**What you should do**
Copy every line of the records below where the word "PRINCIPAL" occurs.

**Provided material**
====

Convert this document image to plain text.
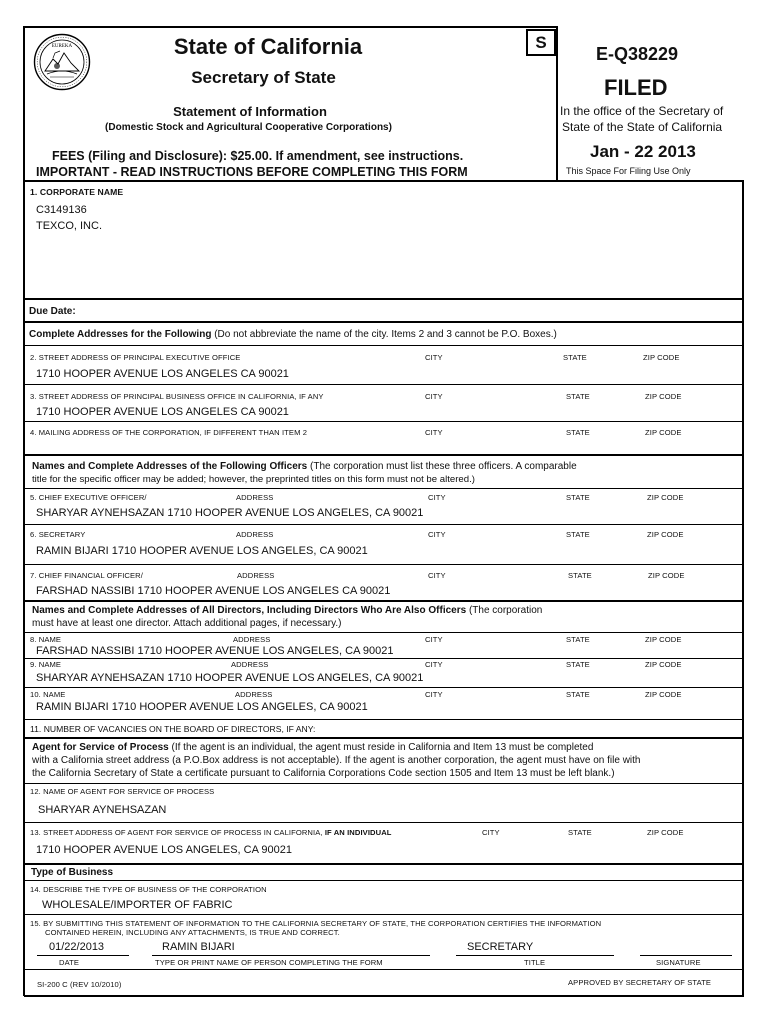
EUREKA	State of California
Secretary of State
Statement of Information
(Domestic Stock and Agricultural Cooperative Corporations)
FEES (Filing and Disclosure): $25.00. If amendment, see instructions.
IMPORTANT - READ INSTRUCTIONS BEFORE COMPLETING THIS FORM
S
E-Q38229
FILED
In the office of the Secretary of
State of the State of California
Jan - 22 2013
This Space For Filing Use Only
1. CORPORATE NAME
C3149136
TEXCO, INC.
Due Date:
Complete Addresses for the Following (Do not abbreviate the name of the city. Items 2 and 3 cannot be P.O. Boxes.)
2. STREET ADDRESS OF PRINCIPAL EXECUTIVE OFFICE	CITY	STATE	ZIP CODE
1710 HOOPER AVENUE LOS ANGELES CA 90021
3. STREET ADDRESS OF PRINCIPAL BUSINESS OFFICE IN CALIFORNIA, IF ANY	CITY	STATE	ZIP CODE
1710 HOOPER AVENUE LOS ANGELES CA 90021
4. MAILING ADDRESS OF THE CORPORATION, IF DIFFERENT THAN ITEM 2	CITY	STATE	ZIP CODE
Names and Complete Addresses of the Following Officers (The corporation must list these three officers. A comparable
title for the specific officer may be added; however, the preprinted titles on this form must not be altered.)
5. CHIEF EXECUTIVE OFFICER/	ADDRESS	CITY	STATE	ZIP CODE
SHARYAR AYNEHSAZAN 1710 HOOPER AVENUE LOS ANGELES, CA 90021
6. SECRETARY	ADDRESS	CITY	STATE	ZIP CODE
RAMIN BIJARI 1710 HOOPER AVENUE LOS ANGELES, CA 90021
7. CHIEF FINANCIAL OFFICER/	ADDRESS	CITY	STATE	ZIP CODE
FARSHAD NASSIBI 1710 HOOPER AVENUE LOS ANGELES CA 90021
Names and Complete Addresses of All Directors, Including Directors Who Are Also Officers (The corporation
must have at least one director. Attach additional pages, if necessary.)
8. NAME	ADDRESS	CITY	STATE	ZIP CODE
FARSHAD NASSIBI 1710 HOOPER AVENUE LOS ANGELES, CA 90021
9. NAME	ADDRESS	CITY	STATE	ZIP CODE
SHARYAR AYNEHSAZAN 1710 HOOPER AVENUE LOS ANGELES, CA 90021
10. NAME	ADDRESS	CITY	STATE	ZIP CODE
RAMIN BIJARI 1710 HOOPER AVENUE LOS ANGELES, CA 90021
11. NUMBER OF VACANCIES ON THE BOARD OF DIRECTORS, IF ANY:
Agent for Service of Process (If the agent is an individual, the agent must reside in California and Item 13 must be completed
with a California street address (a P.O.Box address is not acceptable). If the agent is another corporation, the agent must have on file with
the California Secretary of State a certificate pursuant to California Corporations Code section 1505 and Item 13 must be left blank.)
12. NAME OF AGENT FOR SERVICE OF PROCESS
SHARYAR AYNEHSAZAN
13. STREET ADDRESS OF AGENT FOR SERVICE OF PROCESS IN CALIFORNIA, IF AN INDIVIDUAL	CITY	STATE	ZIP CODE
1710 HOOPER AVENUE LOS ANGELES, CA 90021
Type of Business
14. DESCRIBE THE TYPE OF BUSINESS OF THE CORPORATION
WHOLESALE/IMPORTER OF FABRIC
15. BY SUBMITTING THIS STATEMENT OF INFORMATION TO THE CALIFORNIA SECRETARY OF STATE, THE CORPORATION CERTIFIES THE INFORMATION
CONTAINED HEREIN, INCLUDING ANY ATTACHMENTS, IS TRUE AND CORRECT.
01/22/2013	RAMIN BIJARI	SECRETARY
DATE	TYPE OR PRINT NAME OF PERSON COMPLETING THE FORM	TITLE	SIGNATURE
SI-200 C (REV 10/2010)	APPROVED BY SECRETARY OF STATE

====

**The response**
2. STREET ADDRESS OF PRINCIPAL EXECUTIVE OFFICE	CITY	STATE	ZIP CODE
3. STREET ADDRESS OF PRINCIPAL BUSINESS OFFICE IN CALIFORNIA, IF ANY	CITY	STATE	ZIP CODE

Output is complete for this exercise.